**Written task:** Using the data below, copy every line that contains the word "title".

**Exercise input:**
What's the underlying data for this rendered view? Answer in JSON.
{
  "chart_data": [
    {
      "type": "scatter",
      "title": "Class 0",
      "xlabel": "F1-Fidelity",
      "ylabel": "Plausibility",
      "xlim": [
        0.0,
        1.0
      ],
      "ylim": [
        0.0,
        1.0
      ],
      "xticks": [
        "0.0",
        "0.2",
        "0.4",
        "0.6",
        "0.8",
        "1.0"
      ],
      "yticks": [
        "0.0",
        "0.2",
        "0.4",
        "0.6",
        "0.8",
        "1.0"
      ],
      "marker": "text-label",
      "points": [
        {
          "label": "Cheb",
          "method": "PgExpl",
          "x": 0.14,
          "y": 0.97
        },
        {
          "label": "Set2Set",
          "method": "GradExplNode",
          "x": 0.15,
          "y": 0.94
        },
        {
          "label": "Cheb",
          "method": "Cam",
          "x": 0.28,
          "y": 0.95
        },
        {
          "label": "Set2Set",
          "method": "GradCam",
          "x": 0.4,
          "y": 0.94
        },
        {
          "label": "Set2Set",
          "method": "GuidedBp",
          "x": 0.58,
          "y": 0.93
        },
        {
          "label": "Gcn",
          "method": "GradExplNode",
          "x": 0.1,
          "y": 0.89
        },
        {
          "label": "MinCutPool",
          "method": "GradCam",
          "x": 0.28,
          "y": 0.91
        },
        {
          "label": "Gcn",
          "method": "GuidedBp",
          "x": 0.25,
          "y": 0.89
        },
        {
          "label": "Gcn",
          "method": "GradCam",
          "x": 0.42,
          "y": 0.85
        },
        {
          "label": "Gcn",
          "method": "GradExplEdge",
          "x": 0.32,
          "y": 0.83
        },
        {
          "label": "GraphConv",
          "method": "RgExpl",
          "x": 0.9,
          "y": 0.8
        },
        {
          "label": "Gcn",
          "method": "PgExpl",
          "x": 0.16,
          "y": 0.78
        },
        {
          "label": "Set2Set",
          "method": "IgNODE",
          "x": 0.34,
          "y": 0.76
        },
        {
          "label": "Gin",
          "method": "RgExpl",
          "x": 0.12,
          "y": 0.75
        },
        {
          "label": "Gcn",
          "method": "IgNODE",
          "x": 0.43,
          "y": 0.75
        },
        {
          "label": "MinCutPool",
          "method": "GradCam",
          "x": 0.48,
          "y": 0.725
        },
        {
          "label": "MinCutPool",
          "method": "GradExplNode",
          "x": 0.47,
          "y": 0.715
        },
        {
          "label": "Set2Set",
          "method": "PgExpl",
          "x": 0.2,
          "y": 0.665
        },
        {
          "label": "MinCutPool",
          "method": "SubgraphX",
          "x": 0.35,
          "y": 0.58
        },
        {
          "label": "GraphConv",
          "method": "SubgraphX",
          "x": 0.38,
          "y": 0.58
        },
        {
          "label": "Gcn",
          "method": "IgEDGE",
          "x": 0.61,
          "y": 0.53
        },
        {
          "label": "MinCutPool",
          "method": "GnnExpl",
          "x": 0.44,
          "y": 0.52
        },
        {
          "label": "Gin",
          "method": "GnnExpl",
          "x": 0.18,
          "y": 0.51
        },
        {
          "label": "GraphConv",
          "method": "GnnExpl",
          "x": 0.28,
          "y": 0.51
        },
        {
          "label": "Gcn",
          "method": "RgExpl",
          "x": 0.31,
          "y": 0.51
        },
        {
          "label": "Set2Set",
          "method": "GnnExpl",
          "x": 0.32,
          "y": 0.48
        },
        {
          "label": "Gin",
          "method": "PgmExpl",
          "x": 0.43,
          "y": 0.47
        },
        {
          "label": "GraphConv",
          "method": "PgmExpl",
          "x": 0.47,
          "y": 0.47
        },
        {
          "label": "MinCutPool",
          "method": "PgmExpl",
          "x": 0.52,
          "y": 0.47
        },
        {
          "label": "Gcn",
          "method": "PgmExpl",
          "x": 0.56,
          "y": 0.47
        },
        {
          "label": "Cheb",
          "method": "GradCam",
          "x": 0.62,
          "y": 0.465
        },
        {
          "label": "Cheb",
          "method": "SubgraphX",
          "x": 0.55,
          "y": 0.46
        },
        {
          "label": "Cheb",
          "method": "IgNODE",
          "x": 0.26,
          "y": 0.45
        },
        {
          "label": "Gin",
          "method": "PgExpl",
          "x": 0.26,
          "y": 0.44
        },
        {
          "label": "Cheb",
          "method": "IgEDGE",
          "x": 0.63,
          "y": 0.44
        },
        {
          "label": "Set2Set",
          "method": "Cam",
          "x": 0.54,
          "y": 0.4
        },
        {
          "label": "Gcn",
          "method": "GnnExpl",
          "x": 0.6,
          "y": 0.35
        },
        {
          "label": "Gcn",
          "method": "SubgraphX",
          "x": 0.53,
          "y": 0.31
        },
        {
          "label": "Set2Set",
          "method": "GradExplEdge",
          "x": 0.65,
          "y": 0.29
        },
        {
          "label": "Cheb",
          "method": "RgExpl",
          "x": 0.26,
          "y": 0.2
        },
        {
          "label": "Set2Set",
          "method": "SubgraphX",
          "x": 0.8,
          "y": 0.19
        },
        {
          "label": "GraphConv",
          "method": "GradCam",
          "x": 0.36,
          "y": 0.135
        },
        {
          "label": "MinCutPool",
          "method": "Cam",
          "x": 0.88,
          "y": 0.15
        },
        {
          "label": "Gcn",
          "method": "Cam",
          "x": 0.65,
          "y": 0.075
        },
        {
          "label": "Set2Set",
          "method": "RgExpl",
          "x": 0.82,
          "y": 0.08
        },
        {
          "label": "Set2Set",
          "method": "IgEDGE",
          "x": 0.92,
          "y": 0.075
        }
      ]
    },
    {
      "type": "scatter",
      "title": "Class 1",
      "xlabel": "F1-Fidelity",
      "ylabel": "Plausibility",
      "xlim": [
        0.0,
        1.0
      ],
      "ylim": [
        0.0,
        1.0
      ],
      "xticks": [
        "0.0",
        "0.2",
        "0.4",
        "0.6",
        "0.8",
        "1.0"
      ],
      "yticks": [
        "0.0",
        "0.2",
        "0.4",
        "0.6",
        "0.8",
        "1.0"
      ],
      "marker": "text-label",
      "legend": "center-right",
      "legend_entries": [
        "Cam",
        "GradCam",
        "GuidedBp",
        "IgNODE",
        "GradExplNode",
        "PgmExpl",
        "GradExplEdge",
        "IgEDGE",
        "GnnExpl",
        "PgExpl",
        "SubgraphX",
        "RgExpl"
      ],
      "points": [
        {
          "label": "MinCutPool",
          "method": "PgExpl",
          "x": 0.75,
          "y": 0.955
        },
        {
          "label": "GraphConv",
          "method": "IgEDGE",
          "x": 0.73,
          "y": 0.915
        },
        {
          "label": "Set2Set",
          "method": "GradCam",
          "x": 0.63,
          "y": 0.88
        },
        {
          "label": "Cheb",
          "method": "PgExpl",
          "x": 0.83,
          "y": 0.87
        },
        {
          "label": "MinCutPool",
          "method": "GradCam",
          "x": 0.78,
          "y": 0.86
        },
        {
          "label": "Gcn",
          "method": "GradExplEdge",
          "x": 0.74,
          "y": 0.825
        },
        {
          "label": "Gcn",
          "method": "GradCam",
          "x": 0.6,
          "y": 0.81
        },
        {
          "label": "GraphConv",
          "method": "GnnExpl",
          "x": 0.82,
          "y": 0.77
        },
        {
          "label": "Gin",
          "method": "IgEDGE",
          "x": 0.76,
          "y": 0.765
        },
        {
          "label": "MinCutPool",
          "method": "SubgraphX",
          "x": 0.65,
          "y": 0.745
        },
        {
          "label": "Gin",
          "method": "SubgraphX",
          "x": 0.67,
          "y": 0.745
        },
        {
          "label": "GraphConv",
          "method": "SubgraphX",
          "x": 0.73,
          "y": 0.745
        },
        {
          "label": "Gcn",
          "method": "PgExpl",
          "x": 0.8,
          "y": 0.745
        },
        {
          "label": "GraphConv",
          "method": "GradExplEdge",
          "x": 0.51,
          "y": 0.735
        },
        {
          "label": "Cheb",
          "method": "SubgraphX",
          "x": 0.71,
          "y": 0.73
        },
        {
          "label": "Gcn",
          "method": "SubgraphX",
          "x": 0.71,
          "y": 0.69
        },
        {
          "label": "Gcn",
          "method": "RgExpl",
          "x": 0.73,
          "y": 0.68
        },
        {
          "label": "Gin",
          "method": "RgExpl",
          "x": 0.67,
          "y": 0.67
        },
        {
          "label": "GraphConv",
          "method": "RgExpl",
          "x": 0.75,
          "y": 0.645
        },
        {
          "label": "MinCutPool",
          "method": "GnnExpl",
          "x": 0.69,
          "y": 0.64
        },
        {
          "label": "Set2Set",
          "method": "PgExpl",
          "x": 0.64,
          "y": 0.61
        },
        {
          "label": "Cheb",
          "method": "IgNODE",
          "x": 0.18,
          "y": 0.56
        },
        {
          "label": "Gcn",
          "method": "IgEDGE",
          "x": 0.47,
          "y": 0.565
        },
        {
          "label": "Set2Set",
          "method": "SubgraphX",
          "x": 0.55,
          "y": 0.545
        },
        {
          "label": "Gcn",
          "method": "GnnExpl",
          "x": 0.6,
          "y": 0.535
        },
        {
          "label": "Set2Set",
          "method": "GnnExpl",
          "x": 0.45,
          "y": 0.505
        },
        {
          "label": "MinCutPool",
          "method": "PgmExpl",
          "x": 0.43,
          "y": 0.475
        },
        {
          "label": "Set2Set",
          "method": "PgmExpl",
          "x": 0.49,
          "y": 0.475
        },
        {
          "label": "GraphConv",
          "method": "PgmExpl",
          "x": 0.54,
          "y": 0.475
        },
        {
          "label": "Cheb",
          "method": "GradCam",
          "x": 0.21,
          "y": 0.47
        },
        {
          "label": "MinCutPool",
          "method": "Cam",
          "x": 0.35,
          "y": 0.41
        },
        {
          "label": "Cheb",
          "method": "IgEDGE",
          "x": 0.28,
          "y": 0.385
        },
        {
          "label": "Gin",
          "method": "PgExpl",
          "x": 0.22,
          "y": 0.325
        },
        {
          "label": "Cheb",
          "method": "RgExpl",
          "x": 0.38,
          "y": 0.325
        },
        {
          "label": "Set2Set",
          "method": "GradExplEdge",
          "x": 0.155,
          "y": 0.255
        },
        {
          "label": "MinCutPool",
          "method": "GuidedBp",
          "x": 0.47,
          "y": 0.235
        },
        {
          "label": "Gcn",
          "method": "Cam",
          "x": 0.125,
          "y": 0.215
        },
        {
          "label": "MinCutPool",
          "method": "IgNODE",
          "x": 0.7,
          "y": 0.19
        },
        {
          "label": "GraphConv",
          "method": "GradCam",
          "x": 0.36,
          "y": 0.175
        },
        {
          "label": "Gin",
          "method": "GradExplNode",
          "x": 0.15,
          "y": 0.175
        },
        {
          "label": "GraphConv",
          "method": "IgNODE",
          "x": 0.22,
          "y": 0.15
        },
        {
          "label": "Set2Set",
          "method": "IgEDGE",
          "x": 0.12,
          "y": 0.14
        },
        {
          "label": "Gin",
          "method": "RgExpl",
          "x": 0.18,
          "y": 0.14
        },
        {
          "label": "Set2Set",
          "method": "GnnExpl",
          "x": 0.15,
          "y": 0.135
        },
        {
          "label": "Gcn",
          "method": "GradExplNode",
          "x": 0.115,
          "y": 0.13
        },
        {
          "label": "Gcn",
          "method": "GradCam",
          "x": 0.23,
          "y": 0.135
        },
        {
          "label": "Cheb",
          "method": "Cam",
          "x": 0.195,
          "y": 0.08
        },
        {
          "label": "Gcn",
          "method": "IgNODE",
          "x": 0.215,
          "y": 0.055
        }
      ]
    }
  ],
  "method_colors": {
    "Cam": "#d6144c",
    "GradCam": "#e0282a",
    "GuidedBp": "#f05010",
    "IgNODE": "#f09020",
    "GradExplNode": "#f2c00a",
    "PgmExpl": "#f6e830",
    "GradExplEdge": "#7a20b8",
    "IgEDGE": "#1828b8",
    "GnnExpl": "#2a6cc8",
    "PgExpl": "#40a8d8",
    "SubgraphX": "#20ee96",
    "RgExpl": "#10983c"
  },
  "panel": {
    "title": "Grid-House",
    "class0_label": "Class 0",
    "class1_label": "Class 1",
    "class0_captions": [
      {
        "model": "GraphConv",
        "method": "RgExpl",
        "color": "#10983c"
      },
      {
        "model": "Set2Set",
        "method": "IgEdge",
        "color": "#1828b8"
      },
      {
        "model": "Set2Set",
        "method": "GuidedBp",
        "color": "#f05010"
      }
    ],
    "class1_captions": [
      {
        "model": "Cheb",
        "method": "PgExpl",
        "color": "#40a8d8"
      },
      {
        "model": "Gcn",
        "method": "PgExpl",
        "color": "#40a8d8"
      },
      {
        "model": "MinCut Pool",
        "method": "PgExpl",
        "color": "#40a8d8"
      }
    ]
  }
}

**Exercise answer:**
      "title": "Class 0",
      "title": "Class 1",
    "title": "Grid-House",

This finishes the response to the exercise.